** BEGIN Data listing **

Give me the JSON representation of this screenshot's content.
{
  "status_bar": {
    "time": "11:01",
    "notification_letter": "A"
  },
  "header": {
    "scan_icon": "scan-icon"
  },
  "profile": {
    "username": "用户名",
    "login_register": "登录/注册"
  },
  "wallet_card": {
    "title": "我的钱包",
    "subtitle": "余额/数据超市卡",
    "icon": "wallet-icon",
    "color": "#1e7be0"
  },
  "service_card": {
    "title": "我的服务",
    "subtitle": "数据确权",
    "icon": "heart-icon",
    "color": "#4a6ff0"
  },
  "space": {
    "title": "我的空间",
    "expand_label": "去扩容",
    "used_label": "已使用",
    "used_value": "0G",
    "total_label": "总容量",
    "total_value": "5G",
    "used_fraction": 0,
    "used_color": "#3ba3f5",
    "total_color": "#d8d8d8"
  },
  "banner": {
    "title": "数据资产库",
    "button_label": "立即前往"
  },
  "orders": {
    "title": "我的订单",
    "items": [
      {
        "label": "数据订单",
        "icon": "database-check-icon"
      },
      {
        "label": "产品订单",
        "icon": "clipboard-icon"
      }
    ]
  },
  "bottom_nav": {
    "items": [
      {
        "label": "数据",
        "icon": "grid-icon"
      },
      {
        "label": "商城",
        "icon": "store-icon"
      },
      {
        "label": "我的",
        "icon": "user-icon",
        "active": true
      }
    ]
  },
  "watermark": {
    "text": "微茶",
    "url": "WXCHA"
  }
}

** END Data listing **

Exercise goal ::
Print all of the entries exactly as they are written.

Problem solution ::
Give me the JSON representation of this screenshot's content.
{
  "status_bar": {
    "time": "11:01",
    "notification_letter": "A"
  },
  "header": {
    "scan_icon": "scan-icon"
  },
  "profile": {
    "username": "用户名",
    "login_register": "登录/注册"
  },
  "wallet_card": {
    "title": "我的钱包",
    "subtitle": "余额/数据超市卡",
    "icon": "wallet-icon",
    "color": "#1e7be0"
  },
  "service_card": {
    "title": "我的服务",
    "subtitle": "数据确权",
    "icon": "heart-icon",
    "color": "#4a6ff0"
  },
  "space": {
    "title": "我的空间",
    "expand_label": "去扩容",
    "used_label": "已使用",
    "used_value": "0G",
    "total_label": "总容量",
    "total_value": "5G",
    "used_fraction": 0,
    "used_color": "#3ba3f5",
    "total_color": "#d8d8d8"
  },
  "banner": {
    "title": "数据资产库",
    "button_label": "立即前往"
  },
  "orders": {
    "title": "我的订单",
    "items": [
      {
        "label": "数据订单",
        "icon": "database-check-icon"
      },
      {
        "label": "产品订单",
        "icon": "clipboard-icon"
      }
    ]
  },
  "bottom_nav": {
    "items": [
      {
        "label": "数据",
        "icon": "grid-icon"
      },
      {
        "label": "商城",
        "icon": "store-icon"
      },
      {
        "label": "我的",
        "icon": "user-icon",
        "active": true
      }
    ]
  },
  "watermark": {
    "text": "微茶",
    "url": "WXCHA"
  }
}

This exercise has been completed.